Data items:
START

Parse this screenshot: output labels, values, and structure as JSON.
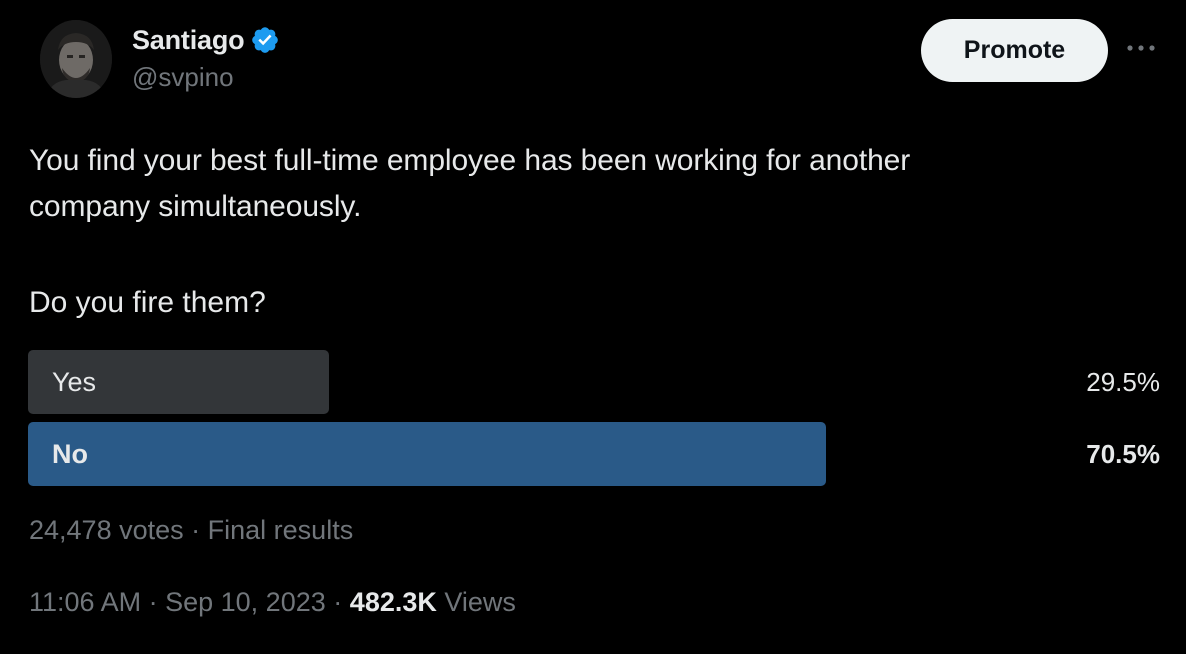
{
  "author": {
    "display_name": "Santiago",
    "handle": "@svpino",
    "verified_icon": "verified-badge-icon",
    "verified_color": "#1d9bf0"
  },
  "actions": {
    "promote_label": "Promote",
    "more_icon": "more-horizontal-icon"
  },
  "tweet": {
    "text": "You find your best full-time employee has been working for another\ncompany simultaneously.",
    "question": "Do you fire them?"
  },
  "poll": {
    "options": [
      {
        "label": "Yes",
        "percent": "29.5%",
        "value": 29.5,
        "color": "#333639"
      },
      {
        "label": "No",
        "percent": "70.5%",
        "value": 70.5,
        "color": "#2a5a88"
      }
    ],
    "votes": "24,478 votes",
    "separator": "·",
    "status": "Final results"
  },
  "meta": {
    "time": "11:06 AM",
    "date": "Sep 10, 2023",
    "separator": "·",
    "views_count": "482.3K",
    "views_label": "Views"
  },
  "colors": {
    "background": "#000000",
    "text_primary": "#e7e9ea",
    "text_secondary": "#71767b",
    "accent": "#1d9bf0"
  }
}
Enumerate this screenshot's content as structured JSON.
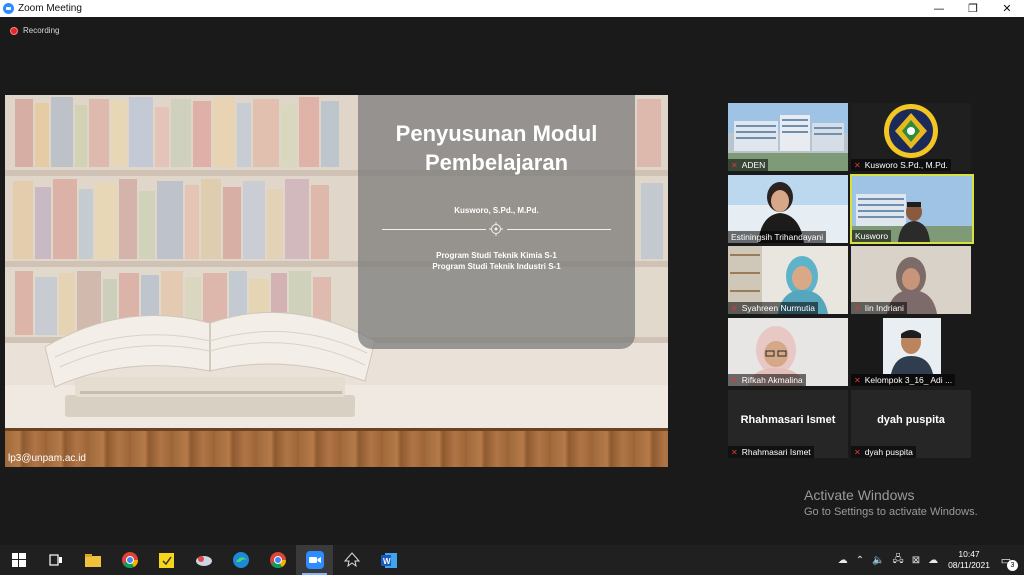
{
  "window": {
    "title": "Zoom Meeting",
    "minimize": "—",
    "maximize": "❐",
    "close": "✕"
  },
  "recording": {
    "label": "Recording"
  },
  "slide": {
    "title_line1": "Penyusunan Modul",
    "title_line2": "Pembelajaran",
    "author": "Kusworo, S.Pd., M.Pd.",
    "program1": "Program Studi Teknik Kimia S-1",
    "program2": "Program Studi Teknik Industri S-1",
    "email": "lp3@unpam.ac.id"
  },
  "participants": [
    {
      "name": "ADEN",
      "muted": true,
      "video": "campus-photo"
    },
    {
      "name": "Kusworo S.Pd., M.Pd.",
      "muted": true,
      "video": "logo"
    },
    {
      "name": "Estiningsih Trihandayani",
      "muted": false,
      "video": "camera"
    },
    {
      "name": "Kusworo",
      "muted": false,
      "video": "campus-photo",
      "active_speaker": true
    },
    {
      "name": "Syahreen Nurmutia",
      "muted": true,
      "video": "camera"
    },
    {
      "name": "Iin Indriani",
      "muted": true,
      "video": "camera"
    },
    {
      "name": "Rifkah Akmalina",
      "muted": true,
      "video": "camera"
    },
    {
      "name": "Kelompok 3_16_ Adi ...",
      "muted": true,
      "video": "camera"
    },
    {
      "name": "Rhahmasari Ismet",
      "muted": true,
      "video": "off",
      "big_name": "Rhahmasari Ismet"
    },
    {
      "name": "dyah puspita",
      "muted": true,
      "video": "off",
      "big_name": "dyah puspita"
    }
  ],
  "activation": {
    "line1": "Activate Windows",
    "line2": "Go to Settings to activate Windows."
  },
  "taskbar": {
    "apps": [
      "windows-start",
      "task-view",
      "file-explorer",
      "chrome",
      "sticky-notes",
      "network-app",
      "edge",
      "chrome-profile",
      "zoom",
      "inkscape",
      "word"
    ],
    "time": "10:47",
    "date": "08/11/2021",
    "notifications": "3"
  },
  "colors": {
    "accent": "#2d8cff",
    "active_speaker": "#d8e040",
    "muted": "#e03838"
  }
}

END

■ **WRITTEN PROBLEM**: Look through the data above. Each line containing the word "photo" needs to be copied.

■ **FULL OUTPUT**:
      "video": "campus-photo"
      "video": "campus-photo",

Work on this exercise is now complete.